▸ **What you should do**
Write out the whole listing, matching it exactly.

Extracted records:
########################################

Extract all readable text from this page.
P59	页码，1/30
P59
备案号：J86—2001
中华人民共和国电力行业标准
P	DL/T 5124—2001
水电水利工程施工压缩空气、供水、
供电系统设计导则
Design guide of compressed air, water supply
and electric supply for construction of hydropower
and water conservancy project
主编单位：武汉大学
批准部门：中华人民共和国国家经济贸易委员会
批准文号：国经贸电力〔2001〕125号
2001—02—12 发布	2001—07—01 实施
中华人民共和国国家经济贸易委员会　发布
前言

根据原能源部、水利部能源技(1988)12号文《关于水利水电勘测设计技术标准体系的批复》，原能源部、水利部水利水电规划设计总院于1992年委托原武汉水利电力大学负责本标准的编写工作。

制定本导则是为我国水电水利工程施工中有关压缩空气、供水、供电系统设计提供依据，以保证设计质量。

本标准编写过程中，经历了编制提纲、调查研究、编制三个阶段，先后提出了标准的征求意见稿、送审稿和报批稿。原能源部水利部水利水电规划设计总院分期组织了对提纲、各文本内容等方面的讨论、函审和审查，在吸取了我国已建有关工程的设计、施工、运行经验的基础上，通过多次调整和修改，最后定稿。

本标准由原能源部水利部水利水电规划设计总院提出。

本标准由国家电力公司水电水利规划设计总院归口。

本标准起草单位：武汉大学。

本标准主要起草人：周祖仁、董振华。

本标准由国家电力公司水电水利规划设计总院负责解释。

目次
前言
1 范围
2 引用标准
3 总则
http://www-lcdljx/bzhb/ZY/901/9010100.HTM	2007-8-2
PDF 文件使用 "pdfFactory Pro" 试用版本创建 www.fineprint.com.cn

########################################

▸ **Solution to this exercise**
Extract all readable text from this page.
P59	页码，1/30
P59
备案号：J86—2001
中华人民共和国电力行业标准
P	DL/T 5124—2001
水电水利工程施工压缩空气、供水、
供电系统设计导则
Design guide of compressed air, water supply
and electric supply for construction of hydropower
and water conservancy project
主编单位：武汉大学
批准部门：中华人民共和国国家经济贸易委员会
批准文号：国经贸电力〔2001〕125号
2001—02—12 发布	2001—07—01 实施
中华人民共和国国家经济贸易委员会　发布
前言

根据原能源部、水利部能源技(1988)12号文《关于水利水电勘测设计技术标准体系的批复》，原能源部、水利部水利水电规划设计总院于1992年委托原武汉水利电力大学负责本标准的编写工作。

制定本导则是为我国水电水利工程施工中有关压缩空气、供水、供电系统设计提供依据，以保证设计质量。

本标准编写过程中，经历了编制提纲、调查研究、编制三个阶段，先后提出了标准的征求意见稿、送审稿和报批稿。原能源部水利部水利水电规划设计总院分期组织了对提纲、各文本内容等方面的讨论、函审和审查，在吸取了我国已建有关工程的设计、施工、运行经验的基础上，通过多次调整和修改，最后定稿。

本标准由原能源部水利部水利水电规划设计总院提出。

本标准由国家电力公司水电水利规划设计总院归口。

本标准起草单位：武汉大学。

本标准主要起草人：周祖仁、董振华。

本标准由国家电力公司水电水利规划设计总院负责解释。

目次
前言
1 范围
2 引用标准
3 总则
http://www-lcdljx/bzhb/ZY/901/9010100.HTM	2007-8-2
PDF 文件使用 "pdfFactory Pro" 试用版本创建 www.fineprint.com.cn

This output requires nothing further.